▶ _What you should do_: Give an exact transcription of every line, dropping the images.
+===+
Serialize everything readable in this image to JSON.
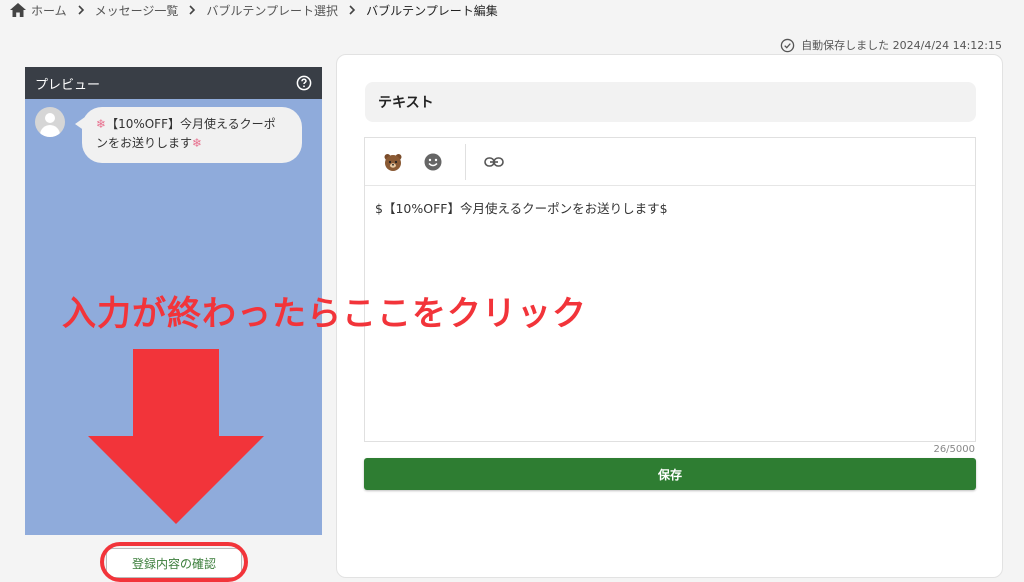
{
  "breadcrumb": {
    "items": [
      "ホーム",
      "メッセージ一覧",
      "バブルテンプレート選択"
    ],
    "current": "バブルテンプレート編集"
  },
  "autosave": {
    "text": "自動保存しました 2024/4/24 14:12:15"
  },
  "preview": {
    "title": "プレビュー",
    "message_prefix": "❄",
    "message_line1": "【10%OFF】今月使えるクーポ",
    "message_line2": "ンをお送りします",
    "message_suffix": "❄",
    "confirm_label": "登録内容の確認"
  },
  "editor": {
    "section_title": "テキスト",
    "content": "$【10%OFF】今月使えるクーポンをお送りします$",
    "counter": "26/5000",
    "save_label": "保存"
  },
  "annotation": {
    "text": "入力が終わったらここをクリック"
  },
  "colors": {
    "accent_red": "#f2343a",
    "save_green": "#2e7d32",
    "preview_bg": "#8fabdb"
  }
}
+===+
▶ _Task output_:
Serialize everything readable in this image to JSON.
{
  "breadcrumb": {
    "items": [
      "ホーム",
      "メッセージ一覧",
      "バブルテンプレート選択"
    ],
    "current": "バブルテンプレート編集"
  },
  "autosave": {
    "text": "自動保存しました 2024/4/24 14:12:15"
  },
  "preview": {
    "title": "プレビュー",
    "message_prefix": "❄",
    "message_line1": "【10%OFF】今月使えるクーポ",
    "message_line2": "ンをお送りします",
    "message_suffix": "❄",
    "confirm_label": "登録内容の確認"
  },
  "editor": {
    "section_title": "テキスト",
    "content": "$【10%OFF】今月使えるクーポンをお送りします$",
    "counter": "26/5000",
    "save_label": "保存"
  },
  "annotation": {
    "text": "入力が終わったらここをクリック"
  },
  "colors": {
    "accent_red": "#f2343a",
    "save_green": "#2e7d32",
    "preview_bg": "#8fabdb"
  }
}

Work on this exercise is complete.